How many forces act on the lander as it is coming down?
Can you write Newton's Second Law?
 
Hello onyxorca,

As a first step you have to figure out which forces act on the rocket. Then you have to use the general equations for x(t) and v(t).
 
F=ma

the forces are gravity and thrust.

btw the mass is 8.73 × 10^3 kg.

the acceleration is 0=16.5^2+2a217 and a = -0.627304 m/s^2 ? where do i go from there?
 
Use Newton's Second Law. Find an expression for the net force (the sum of all the forces) and set it equal to mass times acceleration.
 
Fthrust - Fg = ma?

so F - 8730*1.6 = 8730*-0.627304

F=8491.64 N?
 
F_thrust -F_g = ma is correct! :smile:

Now you need to find out the value of a.

=== Short problem A ===
Decide whether each statement below agrees with the lander thread. For each one, answer yes or no and quote the words from the thread that settle it.
(i) The forces acting on the lander are gravity and thrust.
(ii) The lander's mass is given as 8.73 × 10^4 kg.
(iii) The equation F_thrust - F_g = ma is confirmed as correct.

=== Input ===
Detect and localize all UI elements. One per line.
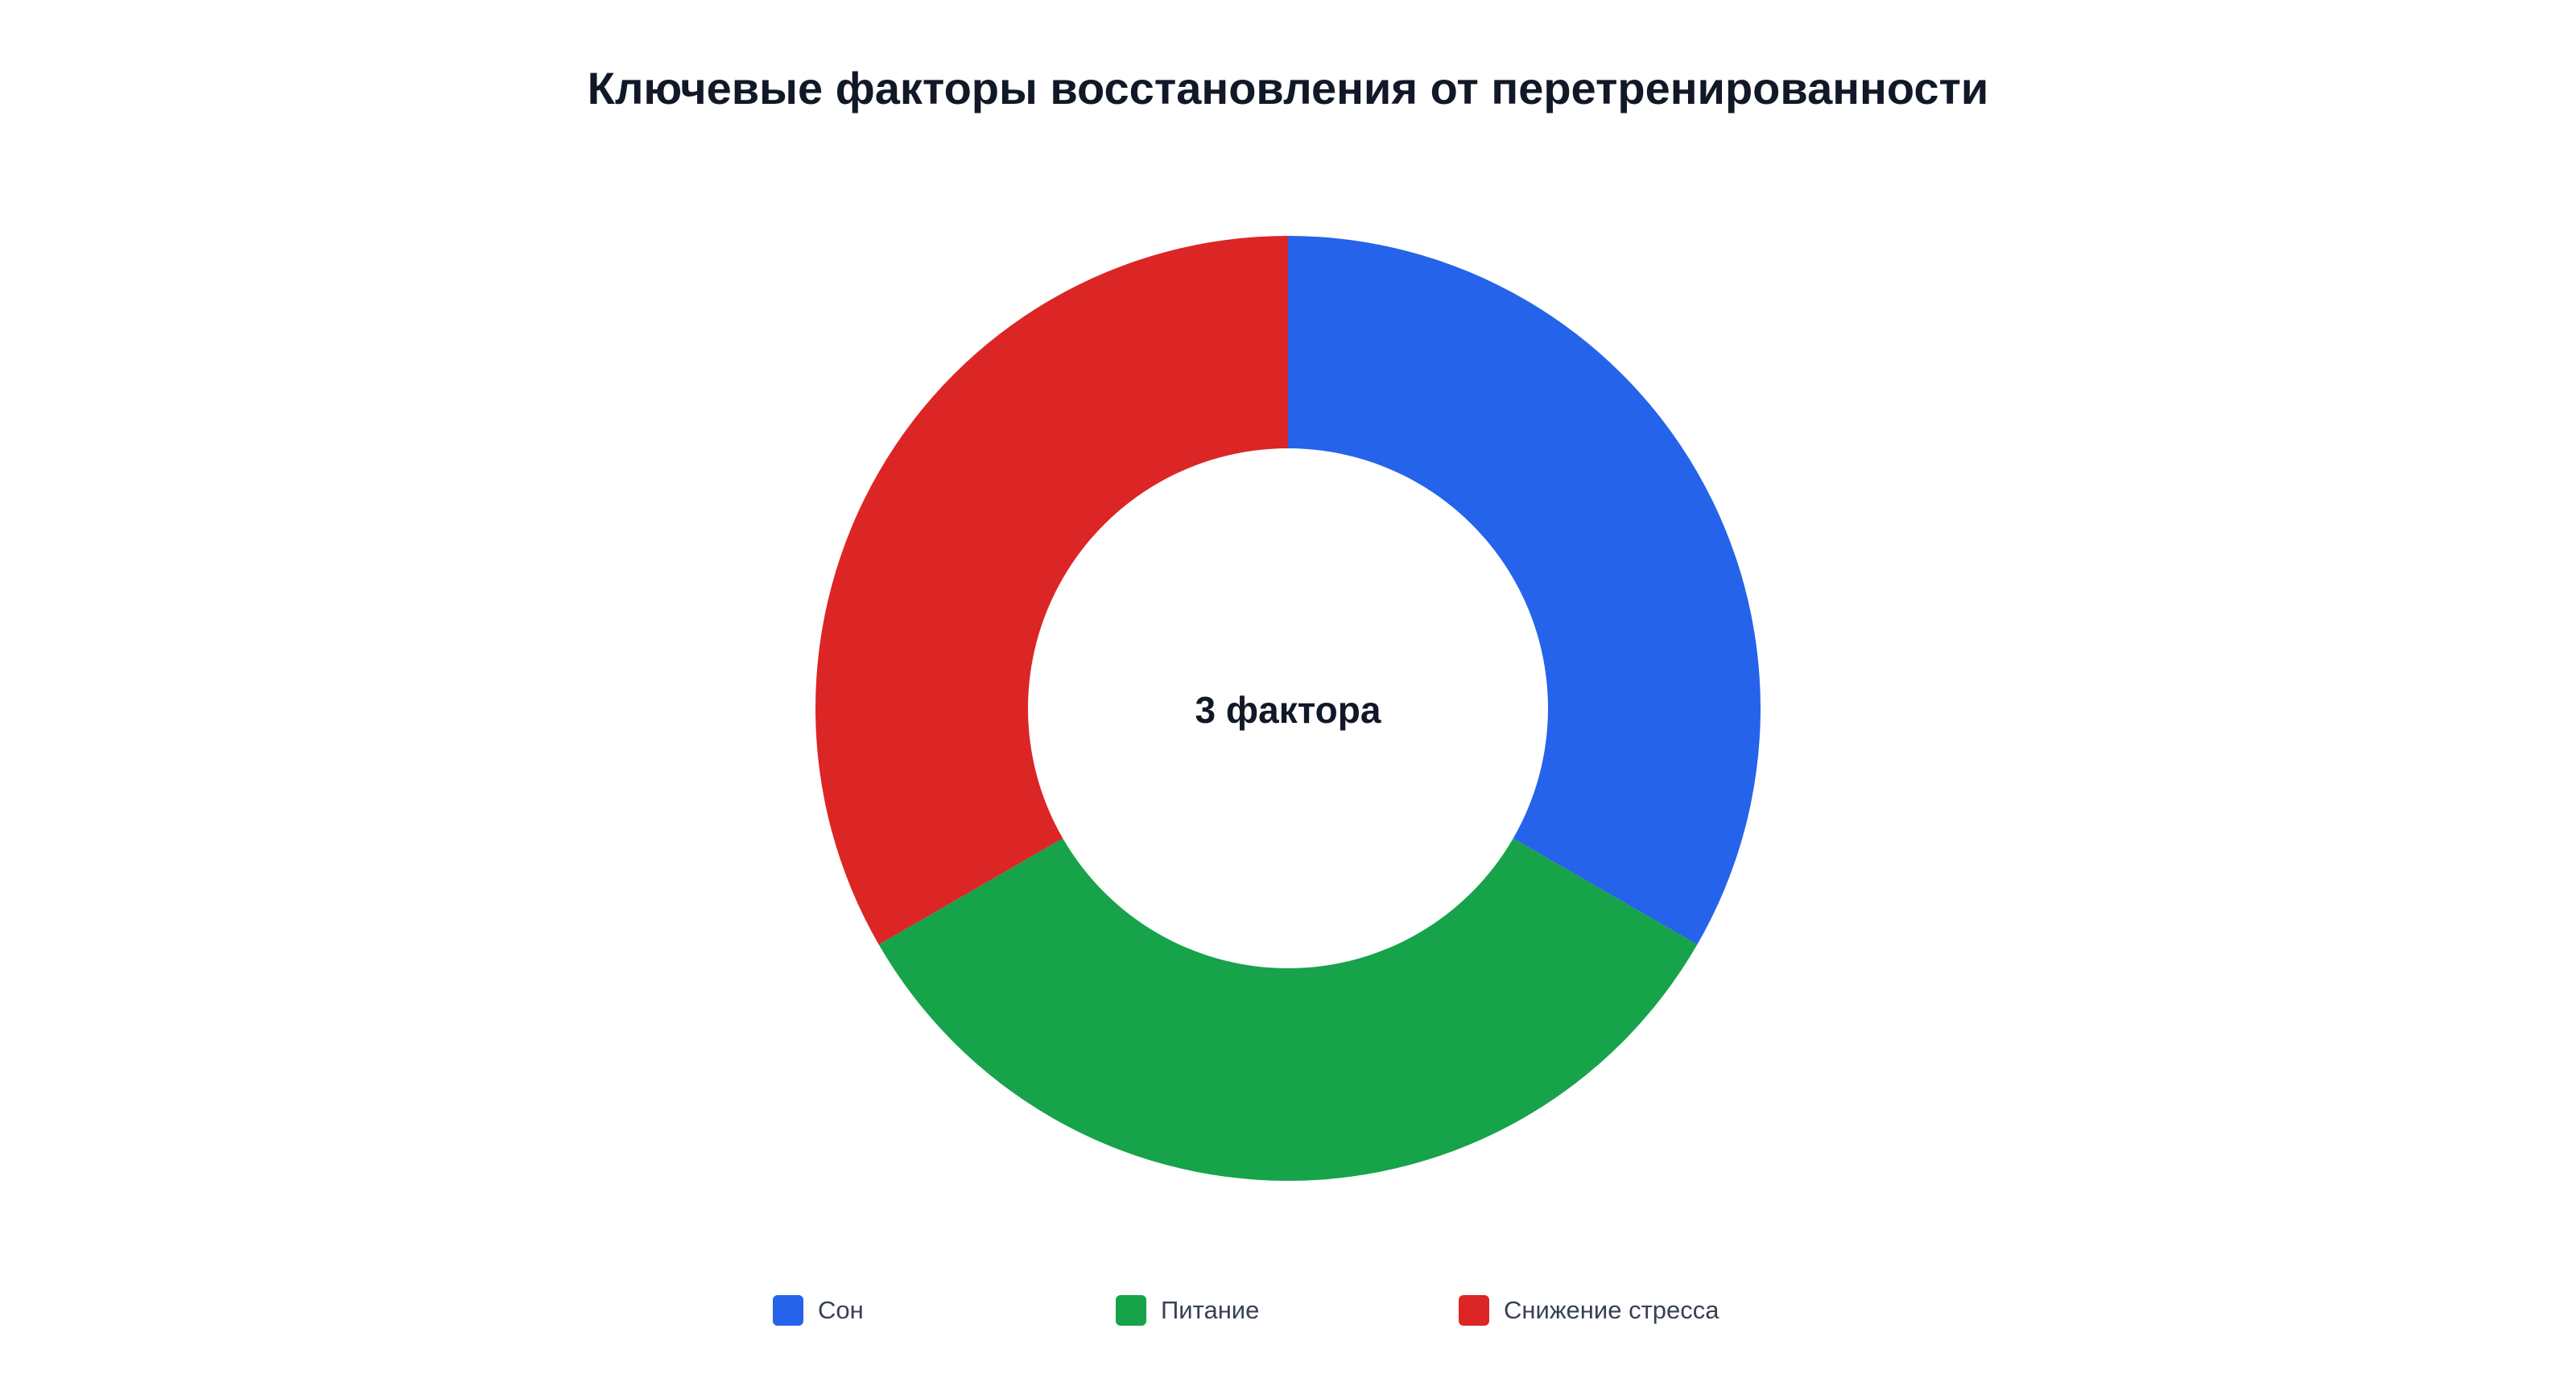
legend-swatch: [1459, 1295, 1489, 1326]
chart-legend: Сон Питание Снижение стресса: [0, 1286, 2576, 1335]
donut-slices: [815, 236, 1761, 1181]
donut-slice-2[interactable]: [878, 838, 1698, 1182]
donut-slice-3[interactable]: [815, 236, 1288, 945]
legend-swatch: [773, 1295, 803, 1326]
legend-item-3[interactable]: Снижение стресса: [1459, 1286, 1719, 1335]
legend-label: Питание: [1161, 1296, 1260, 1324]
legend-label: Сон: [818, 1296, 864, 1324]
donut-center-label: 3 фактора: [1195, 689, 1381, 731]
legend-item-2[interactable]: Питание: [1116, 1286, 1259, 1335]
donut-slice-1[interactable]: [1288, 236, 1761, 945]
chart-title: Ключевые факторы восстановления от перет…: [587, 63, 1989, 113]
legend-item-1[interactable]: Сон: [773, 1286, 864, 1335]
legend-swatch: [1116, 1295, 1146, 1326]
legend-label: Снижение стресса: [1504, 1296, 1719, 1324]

--

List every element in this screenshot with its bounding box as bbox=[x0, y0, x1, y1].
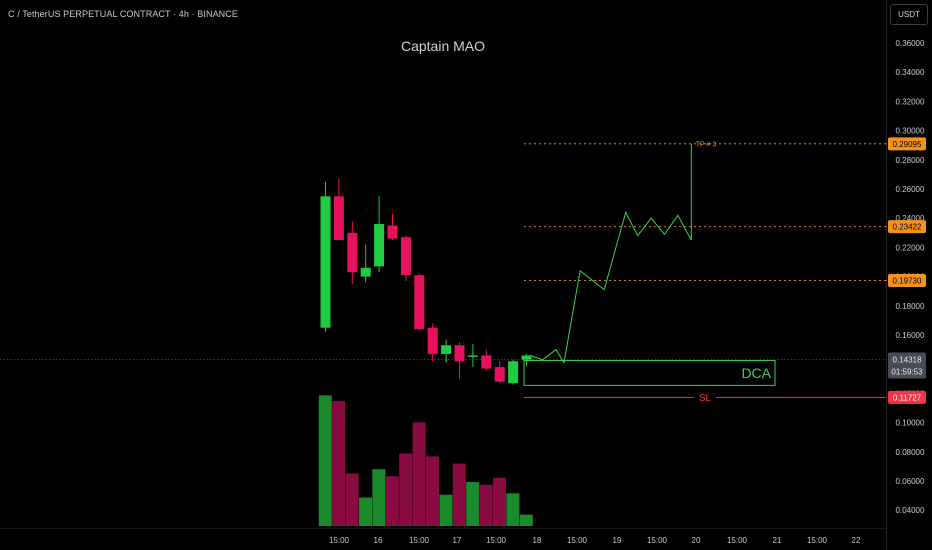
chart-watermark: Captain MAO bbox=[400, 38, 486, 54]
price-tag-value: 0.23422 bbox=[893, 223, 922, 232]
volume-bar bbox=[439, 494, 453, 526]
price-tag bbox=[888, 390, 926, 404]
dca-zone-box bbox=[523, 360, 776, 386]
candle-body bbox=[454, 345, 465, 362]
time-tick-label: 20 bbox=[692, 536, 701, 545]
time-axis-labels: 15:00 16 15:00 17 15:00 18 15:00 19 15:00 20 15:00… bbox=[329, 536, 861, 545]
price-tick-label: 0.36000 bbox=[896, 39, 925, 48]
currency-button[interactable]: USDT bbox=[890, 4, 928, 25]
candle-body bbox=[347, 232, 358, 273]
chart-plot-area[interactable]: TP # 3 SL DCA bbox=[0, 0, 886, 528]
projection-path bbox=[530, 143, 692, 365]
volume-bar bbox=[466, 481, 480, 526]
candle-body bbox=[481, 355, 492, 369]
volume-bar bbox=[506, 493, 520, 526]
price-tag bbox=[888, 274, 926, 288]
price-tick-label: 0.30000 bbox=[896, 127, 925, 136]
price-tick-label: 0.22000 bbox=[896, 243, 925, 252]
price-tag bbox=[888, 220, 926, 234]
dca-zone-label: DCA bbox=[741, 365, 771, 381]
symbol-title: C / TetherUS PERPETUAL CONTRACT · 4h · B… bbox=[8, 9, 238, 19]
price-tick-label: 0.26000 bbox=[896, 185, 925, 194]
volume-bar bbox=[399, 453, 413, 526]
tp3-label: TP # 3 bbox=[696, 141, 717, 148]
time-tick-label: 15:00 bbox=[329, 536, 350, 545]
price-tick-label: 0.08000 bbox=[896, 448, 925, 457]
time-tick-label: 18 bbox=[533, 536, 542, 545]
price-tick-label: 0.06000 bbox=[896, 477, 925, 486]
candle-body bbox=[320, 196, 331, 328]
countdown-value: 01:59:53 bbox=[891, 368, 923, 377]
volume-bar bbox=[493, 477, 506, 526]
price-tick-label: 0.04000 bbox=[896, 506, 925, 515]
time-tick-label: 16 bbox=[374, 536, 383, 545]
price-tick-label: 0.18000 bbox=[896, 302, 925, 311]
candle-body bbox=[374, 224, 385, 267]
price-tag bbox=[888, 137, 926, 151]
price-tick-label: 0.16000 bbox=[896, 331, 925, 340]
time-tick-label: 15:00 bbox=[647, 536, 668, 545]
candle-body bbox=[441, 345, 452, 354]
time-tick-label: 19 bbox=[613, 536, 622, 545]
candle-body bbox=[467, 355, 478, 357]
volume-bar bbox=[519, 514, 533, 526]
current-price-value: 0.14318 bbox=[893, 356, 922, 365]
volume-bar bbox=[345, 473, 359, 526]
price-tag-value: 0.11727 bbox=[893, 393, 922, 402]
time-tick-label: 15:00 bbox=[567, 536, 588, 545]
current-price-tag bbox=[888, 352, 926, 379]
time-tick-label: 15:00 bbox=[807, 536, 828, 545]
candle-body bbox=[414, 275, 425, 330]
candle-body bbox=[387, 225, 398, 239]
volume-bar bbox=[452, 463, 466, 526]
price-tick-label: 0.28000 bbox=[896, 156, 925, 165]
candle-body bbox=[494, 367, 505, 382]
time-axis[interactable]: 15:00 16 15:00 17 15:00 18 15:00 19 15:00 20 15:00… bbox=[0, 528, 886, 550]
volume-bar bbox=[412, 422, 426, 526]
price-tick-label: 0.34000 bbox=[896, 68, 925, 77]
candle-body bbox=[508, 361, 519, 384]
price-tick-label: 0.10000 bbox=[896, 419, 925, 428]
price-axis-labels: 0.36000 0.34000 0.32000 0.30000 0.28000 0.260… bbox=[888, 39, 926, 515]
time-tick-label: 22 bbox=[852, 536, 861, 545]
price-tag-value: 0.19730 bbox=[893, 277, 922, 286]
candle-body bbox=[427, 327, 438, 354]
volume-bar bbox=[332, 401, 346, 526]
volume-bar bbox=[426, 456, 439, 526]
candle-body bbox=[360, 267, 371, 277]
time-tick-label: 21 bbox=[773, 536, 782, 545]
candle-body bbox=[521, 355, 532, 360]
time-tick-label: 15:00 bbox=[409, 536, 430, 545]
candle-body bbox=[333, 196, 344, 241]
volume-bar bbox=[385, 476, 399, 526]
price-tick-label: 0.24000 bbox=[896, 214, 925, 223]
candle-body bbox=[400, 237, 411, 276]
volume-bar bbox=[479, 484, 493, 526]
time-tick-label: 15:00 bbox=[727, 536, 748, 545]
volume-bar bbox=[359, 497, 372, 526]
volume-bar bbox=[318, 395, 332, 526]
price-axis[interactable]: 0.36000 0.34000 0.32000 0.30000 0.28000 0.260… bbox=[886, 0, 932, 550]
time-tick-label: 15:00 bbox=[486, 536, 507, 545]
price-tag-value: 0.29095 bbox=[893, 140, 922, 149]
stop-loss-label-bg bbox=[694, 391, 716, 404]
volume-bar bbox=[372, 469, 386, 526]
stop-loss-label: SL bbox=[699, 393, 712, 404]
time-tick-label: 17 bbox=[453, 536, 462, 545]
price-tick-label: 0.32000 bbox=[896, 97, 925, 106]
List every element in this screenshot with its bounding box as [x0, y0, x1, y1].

=== Short problem B ===
Quote the stretch of the listing from the line containing "chart-watermark: Captain MAO" through the line containing "time-axis-labels: 15:00 16", both included.

=== Full output A ===
(i) Yes: "the forces are gravity and thrust."
(ii) No: "btw the mass is 8.73 × 10^3 kg."
(iii) Yes: "F_thrust -F_g = ma is correct!"

=== Full output B ===
chart-watermark: Captain MAO bbox=[400, 38, 486, 54]
price-tag-value: 0.23422 bbox=[893, 223, 922, 232]
volume-bar bbox=[439, 494, 453, 526]
price-tag bbox=[888, 390, 926, 404]
dca-zone-box bbox=[523, 360, 776, 386]
candle-body bbox=[454, 345, 465, 362]
time-tick-label: 20 bbox=[692, 536, 701, 545]
time-axis-labels: 15:00 16 15:00 17 15:00 18 15:00 19 15:00 20 15:00… bbox=[329, 536, 861, 545]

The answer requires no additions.